* begin Material provided *

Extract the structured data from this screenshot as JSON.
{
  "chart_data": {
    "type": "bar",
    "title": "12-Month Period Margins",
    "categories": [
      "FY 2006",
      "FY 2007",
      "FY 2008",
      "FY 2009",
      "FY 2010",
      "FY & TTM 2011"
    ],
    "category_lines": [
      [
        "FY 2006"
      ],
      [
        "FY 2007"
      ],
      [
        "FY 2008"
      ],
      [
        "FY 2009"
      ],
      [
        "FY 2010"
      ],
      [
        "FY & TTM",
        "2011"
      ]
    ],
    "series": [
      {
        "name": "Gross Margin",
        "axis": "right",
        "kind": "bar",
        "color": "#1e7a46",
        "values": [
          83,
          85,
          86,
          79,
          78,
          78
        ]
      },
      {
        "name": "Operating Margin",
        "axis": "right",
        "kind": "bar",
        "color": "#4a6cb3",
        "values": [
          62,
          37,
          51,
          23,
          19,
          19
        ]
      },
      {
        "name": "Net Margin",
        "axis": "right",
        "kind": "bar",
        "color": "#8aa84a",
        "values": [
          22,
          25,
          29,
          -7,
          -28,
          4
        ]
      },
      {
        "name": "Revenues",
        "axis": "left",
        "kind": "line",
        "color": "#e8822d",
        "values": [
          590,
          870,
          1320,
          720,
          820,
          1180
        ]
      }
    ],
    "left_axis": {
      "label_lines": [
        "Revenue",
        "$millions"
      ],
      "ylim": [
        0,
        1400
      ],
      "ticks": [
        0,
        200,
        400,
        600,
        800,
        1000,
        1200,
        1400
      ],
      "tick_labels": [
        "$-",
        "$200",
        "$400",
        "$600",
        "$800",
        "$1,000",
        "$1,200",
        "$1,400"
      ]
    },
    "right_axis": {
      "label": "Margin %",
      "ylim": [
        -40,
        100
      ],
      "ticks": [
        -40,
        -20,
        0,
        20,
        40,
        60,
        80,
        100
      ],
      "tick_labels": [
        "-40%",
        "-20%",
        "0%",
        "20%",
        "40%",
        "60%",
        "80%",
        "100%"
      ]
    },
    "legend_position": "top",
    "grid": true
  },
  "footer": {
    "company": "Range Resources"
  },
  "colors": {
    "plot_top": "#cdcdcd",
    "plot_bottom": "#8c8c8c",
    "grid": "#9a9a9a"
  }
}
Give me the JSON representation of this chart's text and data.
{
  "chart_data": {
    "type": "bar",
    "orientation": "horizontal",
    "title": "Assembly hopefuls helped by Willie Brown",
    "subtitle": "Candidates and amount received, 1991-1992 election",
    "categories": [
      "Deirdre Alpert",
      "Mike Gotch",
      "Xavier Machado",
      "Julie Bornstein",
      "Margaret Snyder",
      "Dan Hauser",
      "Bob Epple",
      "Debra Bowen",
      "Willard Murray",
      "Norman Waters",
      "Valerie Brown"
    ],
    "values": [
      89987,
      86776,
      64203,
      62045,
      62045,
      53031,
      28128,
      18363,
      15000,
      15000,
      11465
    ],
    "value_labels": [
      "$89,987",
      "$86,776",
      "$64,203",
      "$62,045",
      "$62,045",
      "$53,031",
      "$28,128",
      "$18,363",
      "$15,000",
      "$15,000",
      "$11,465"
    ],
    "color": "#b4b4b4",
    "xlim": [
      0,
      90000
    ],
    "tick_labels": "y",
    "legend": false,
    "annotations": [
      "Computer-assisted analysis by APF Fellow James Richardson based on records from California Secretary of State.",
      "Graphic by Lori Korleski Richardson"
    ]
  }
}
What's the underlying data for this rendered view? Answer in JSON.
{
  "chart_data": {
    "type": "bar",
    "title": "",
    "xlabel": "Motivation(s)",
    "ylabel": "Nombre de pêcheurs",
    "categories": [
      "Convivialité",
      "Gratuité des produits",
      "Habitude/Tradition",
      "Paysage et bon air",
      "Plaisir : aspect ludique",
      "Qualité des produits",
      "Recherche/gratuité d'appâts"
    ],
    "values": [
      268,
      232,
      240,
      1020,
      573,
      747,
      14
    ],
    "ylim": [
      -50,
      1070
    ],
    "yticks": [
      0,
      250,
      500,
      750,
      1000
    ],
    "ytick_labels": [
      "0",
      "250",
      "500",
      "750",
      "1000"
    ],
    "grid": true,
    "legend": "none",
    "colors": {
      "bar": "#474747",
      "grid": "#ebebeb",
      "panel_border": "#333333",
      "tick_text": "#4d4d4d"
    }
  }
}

* end Material provided *

### Exercise
Sift the material for lines with the string "grid". Copy each one found.

### Response
    "grid": true
    "grid": "#9a9a9a"
    "grid": true,
      "grid": "#ebebeb",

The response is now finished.